═════ RECORDS

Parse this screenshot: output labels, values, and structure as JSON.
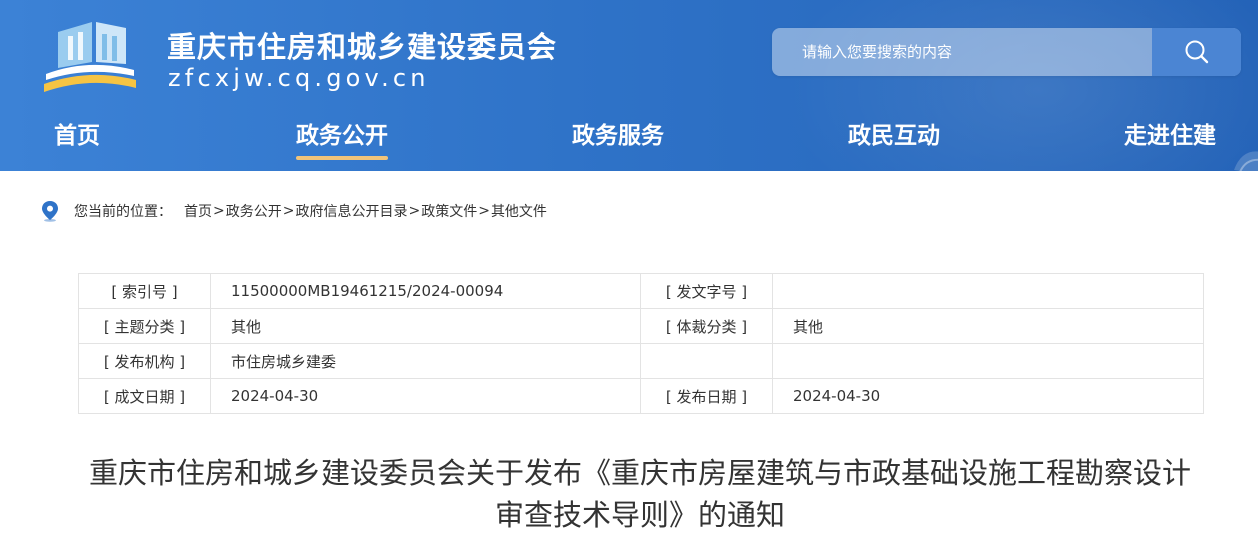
{
  "header": {
    "site_title": "重庆市住房和城乡建设委员会",
    "site_domain": "zfcxjw.cq.gov.cn",
    "search_placeholder": "请输入您要搜索的内容",
    "search_icon": "search-icon",
    "nav": [
      {
        "label": "首页",
        "active": false
      },
      {
        "label": "政务公开",
        "active": true
      },
      {
        "label": "政务服务",
        "active": false
      },
      {
        "label": "政民互动",
        "active": false
      },
      {
        "label": "走进住建",
        "active": false
      }
    ],
    "colors": {
      "bar": "#2f73c8",
      "active_underline": "#f1c47a"
    }
  },
  "breadcrumb": {
    "prefix": "您当前的位置：",
    "icon": "location-pin-icon",
    "items": [
      "首页",
      "政务公开",
      "政府信息公开目录",
      "政策文件",
      "其他文件"
    ],
    "separator": ">"
  },
  "info": {
    "rows": [
      {
        "l1": "[ 索引号 ]",
        "v1": "11500000MB19461215/2024-00094",
        "l2": "[ 发文字号 ]",
        "v2": ""
      },
      {
        "l1": "[ 主题分类 ]",
        "v1": "其他",
        "l2": "[ 体裁分类 ]",
        "v2": "其他"
      },
      {
        "l1": "[ 发布机构 ]",
        "v1": "市住房城乡建委",
        "l2": "",
        "v2": ""
      },
      {
        "l1": "[ 成文日期 ]",
        "v1": "2024-04-30",
        "l2": "[ 发布日期 ]",
        "v2": "2024-04-30"
      }
    ]
  },
  "article": {
    "title_line1": "重庆市住房和城乡建设委员会关于发布《重庆市房屋建筑与市政基础设施工程勘察设计",
    "title_line2": "审查技术导则》的通知"
  }
}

══════════

JOB: Output a faithful copy of the data, with each picture left out.

COMPLETED TASK:
Parse this screenshot: output labels, values, and structure as JSON.
{
  "header": {
    "site_title": "重庆市住房和城乡建设委员会",
    "site_domain": "zfcxjw.cq.gov.cn",
    "search_placeholder": "请输入您要搜索的内容",
    "search_icon": "search-icon",
    "nav": [
      {
        "label": "首页",
        "active": false
      },
      {
        "label": "政务公开",
        "active": true
      },
      {
        "label": "政务服务",
        "active": false
      },
      {
        "label": "政民互动",
        "active": false
      },
      {
        "label": "走进住建",
        "active": false
      }
    ],
    "colors": {
      "bar": "#2f73c8",
      "active_underline": "#f1c47a"
    }
  },
  "breadcrumb": {
    "prefix": "您当前的位置：",
    "icon": "location-pin-icon",
    "items": [
      "首页",
      "政务公开",
      "政府信息公开目录",
      "政策文件",
      "其他文件"
    ],
    "separator": ">"
  },
  "info": {
    "rows": [
      {
        "l1": "[ 索引号 ]",
        "v1": "11500000MB19461215/2024-00094",
        "l2": "[ 发文字号 ]",
        "v2": ""
      },
      {
        "l1": "[ 主题分类 ]",
        "v1": "其他",
        "l2": "[ 体裁分类 ]",
        "v2": "其他"
      },
      {
        "l1": "[ 发布机构 ]",
        "v1": "市住房城乡建委",
        "l2": "",
        "v2": ""
      },
      {
        "l1": "[ 成文日期 ]",
        "v1": "2024-04-30",
        "l2": "[ 发布日期 ]",
        "v2": "2024-04-30"
      }
    ]
  },
  "article": {
    "title_line1": "重庆市住房和城乡建设委员会关于发布《重庆市房屋建筑与市政基础设施工程勘察设计",
    "title_line2": "审查技术导则》的通知"
  }
}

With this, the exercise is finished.